Dataset Start Marker

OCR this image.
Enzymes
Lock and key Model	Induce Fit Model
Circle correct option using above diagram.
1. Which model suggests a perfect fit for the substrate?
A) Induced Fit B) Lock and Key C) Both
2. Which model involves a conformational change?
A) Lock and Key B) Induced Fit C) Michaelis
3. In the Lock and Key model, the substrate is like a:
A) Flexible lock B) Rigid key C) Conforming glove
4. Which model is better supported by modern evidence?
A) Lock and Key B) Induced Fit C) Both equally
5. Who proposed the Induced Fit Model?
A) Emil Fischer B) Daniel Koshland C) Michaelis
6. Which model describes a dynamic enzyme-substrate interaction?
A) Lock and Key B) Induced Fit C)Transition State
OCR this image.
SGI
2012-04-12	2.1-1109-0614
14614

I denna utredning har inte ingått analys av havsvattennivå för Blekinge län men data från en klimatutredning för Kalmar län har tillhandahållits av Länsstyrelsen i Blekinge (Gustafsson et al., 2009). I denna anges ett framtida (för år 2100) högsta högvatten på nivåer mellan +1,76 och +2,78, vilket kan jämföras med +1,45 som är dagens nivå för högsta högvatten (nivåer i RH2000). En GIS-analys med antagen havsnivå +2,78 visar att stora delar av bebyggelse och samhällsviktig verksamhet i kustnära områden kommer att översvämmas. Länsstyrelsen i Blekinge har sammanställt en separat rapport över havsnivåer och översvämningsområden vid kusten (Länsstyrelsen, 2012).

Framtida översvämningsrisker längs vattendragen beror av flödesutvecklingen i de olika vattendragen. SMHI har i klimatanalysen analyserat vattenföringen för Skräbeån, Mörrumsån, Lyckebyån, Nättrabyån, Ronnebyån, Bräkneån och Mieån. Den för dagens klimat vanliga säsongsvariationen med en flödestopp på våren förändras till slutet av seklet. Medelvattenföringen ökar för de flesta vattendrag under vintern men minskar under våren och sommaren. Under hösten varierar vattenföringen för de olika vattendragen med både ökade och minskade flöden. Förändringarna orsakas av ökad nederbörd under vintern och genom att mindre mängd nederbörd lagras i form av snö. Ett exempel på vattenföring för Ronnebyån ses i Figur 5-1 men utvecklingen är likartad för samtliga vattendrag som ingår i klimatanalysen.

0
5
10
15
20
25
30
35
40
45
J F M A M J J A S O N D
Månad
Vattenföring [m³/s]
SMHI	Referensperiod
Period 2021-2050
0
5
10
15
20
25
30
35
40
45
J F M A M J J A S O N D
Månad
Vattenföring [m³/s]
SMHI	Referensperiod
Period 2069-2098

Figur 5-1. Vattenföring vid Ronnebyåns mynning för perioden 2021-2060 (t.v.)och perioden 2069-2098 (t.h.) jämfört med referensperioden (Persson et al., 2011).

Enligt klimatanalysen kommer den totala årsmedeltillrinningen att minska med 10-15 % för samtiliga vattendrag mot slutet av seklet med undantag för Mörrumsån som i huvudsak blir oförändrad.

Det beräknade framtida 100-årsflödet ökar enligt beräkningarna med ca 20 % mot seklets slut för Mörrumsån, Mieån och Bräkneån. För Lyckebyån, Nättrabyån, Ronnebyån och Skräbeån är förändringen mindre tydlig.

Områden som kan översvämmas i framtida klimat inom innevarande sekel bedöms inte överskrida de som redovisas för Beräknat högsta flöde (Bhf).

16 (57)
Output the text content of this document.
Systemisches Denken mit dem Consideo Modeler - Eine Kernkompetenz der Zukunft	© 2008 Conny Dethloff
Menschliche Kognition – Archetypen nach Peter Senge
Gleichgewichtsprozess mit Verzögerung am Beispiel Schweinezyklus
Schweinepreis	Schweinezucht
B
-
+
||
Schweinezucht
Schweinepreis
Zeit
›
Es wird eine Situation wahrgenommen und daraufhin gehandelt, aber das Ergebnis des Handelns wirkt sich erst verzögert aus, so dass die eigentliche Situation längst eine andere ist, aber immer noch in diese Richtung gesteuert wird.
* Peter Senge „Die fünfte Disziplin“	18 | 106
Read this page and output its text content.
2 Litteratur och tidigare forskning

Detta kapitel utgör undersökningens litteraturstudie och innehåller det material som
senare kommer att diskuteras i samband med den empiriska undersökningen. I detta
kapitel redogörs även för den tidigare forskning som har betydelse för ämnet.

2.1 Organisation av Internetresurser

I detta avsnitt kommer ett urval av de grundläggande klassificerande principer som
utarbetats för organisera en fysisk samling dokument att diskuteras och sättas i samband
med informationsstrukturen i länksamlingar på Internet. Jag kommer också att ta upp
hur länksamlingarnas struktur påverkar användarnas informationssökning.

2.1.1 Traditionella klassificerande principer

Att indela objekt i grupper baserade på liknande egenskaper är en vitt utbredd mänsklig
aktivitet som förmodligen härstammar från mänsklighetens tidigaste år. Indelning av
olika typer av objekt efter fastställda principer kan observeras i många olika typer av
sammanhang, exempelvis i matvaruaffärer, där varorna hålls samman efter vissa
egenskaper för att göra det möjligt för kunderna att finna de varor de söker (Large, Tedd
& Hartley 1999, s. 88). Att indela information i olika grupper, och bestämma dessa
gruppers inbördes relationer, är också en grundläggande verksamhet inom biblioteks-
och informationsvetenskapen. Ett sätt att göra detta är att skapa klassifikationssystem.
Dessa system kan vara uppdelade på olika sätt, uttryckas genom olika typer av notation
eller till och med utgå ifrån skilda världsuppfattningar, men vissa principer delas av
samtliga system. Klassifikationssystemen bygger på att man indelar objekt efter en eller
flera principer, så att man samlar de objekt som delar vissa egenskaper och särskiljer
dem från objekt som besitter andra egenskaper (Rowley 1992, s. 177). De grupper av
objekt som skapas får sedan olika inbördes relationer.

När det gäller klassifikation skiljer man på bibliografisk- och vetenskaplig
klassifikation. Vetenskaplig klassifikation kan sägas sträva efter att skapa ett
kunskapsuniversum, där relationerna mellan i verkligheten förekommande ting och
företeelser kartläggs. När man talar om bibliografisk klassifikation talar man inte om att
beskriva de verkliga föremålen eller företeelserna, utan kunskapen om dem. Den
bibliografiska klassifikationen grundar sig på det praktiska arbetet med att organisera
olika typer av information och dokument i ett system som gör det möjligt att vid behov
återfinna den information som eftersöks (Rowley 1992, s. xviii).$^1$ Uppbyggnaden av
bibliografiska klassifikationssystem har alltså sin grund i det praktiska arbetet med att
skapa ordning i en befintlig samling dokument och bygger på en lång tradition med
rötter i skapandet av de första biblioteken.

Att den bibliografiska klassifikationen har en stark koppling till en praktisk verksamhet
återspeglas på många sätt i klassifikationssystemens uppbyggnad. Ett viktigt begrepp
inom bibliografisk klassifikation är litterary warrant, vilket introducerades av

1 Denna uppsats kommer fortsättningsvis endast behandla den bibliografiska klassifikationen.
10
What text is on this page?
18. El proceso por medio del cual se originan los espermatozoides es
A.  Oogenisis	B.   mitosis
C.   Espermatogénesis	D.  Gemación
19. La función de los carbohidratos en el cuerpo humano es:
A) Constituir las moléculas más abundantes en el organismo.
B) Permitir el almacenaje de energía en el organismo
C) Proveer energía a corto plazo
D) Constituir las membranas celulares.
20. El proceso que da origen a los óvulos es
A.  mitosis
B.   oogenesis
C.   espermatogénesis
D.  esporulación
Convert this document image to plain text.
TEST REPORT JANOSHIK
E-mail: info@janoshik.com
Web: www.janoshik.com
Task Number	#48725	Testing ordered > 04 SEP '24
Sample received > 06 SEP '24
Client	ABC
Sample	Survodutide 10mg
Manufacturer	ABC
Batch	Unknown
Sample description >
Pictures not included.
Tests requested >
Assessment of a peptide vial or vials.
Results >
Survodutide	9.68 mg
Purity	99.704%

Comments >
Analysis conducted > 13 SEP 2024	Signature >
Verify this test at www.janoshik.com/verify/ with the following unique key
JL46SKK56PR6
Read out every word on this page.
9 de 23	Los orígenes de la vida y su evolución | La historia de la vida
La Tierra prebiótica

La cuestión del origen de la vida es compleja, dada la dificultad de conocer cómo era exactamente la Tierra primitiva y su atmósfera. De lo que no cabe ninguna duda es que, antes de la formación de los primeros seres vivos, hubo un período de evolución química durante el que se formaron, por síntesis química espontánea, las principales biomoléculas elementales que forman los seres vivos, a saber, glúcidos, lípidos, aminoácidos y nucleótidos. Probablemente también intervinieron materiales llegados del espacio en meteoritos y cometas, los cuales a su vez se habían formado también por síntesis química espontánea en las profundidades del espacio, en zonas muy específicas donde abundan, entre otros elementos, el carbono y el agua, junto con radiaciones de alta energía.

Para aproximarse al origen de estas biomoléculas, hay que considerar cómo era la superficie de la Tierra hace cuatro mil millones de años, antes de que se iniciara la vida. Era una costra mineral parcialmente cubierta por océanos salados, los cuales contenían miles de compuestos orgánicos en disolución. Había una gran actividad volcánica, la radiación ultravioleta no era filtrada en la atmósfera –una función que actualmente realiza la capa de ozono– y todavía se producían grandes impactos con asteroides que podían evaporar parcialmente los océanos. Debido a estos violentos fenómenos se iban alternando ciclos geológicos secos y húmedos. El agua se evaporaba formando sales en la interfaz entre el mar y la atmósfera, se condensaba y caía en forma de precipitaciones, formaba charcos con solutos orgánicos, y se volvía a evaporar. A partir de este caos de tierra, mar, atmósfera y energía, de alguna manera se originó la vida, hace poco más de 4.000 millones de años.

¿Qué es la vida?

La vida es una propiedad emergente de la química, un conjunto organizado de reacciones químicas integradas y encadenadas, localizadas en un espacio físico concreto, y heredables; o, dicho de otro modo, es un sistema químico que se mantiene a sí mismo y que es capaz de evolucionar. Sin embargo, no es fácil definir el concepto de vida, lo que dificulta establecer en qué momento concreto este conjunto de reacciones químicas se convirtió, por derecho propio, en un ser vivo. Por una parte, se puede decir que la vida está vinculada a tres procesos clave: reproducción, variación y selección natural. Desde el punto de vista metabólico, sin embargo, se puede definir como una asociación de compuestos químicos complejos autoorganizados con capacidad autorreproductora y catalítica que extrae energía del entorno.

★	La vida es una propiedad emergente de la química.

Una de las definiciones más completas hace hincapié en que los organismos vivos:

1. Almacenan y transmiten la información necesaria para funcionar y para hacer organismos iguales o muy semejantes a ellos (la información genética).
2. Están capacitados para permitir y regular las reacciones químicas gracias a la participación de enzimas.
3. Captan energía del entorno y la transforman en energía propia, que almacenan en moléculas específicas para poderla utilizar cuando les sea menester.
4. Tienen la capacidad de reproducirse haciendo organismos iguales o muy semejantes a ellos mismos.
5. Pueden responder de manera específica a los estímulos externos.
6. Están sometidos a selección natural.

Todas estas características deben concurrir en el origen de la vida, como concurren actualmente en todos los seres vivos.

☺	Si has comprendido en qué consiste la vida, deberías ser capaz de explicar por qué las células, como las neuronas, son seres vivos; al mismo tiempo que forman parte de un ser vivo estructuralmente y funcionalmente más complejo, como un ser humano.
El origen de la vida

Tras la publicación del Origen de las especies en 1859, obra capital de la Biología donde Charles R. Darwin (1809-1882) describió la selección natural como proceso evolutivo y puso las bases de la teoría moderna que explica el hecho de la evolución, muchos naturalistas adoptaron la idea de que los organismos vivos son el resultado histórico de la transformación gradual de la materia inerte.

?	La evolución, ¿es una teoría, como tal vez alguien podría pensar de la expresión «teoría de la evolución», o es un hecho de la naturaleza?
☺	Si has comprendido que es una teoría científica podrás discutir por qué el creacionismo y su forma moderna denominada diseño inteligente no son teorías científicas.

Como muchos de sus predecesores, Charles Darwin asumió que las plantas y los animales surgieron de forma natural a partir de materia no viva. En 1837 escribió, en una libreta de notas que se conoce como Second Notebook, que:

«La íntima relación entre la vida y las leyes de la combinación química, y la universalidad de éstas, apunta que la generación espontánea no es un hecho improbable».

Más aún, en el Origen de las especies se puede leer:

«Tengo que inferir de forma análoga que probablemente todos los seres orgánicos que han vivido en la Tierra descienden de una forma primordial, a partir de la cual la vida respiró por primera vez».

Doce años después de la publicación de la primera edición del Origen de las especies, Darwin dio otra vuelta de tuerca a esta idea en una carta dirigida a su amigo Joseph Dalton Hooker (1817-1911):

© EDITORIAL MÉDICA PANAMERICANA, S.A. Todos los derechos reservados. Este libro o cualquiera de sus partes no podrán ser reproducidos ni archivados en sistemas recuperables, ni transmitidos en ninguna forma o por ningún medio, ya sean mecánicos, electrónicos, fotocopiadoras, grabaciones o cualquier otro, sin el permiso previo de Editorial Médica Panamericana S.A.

Dataset End Marker

§ Work to complete: Every line in the records above that contains the word "organisera" should be copied out.

§ Solution to this exercise:
utarbetats för organisera en fysisk samling dokument att diskuteras och sättas i samband
bibliografiska klassifikationen grundar sig på det praktiska arbetet med att organisera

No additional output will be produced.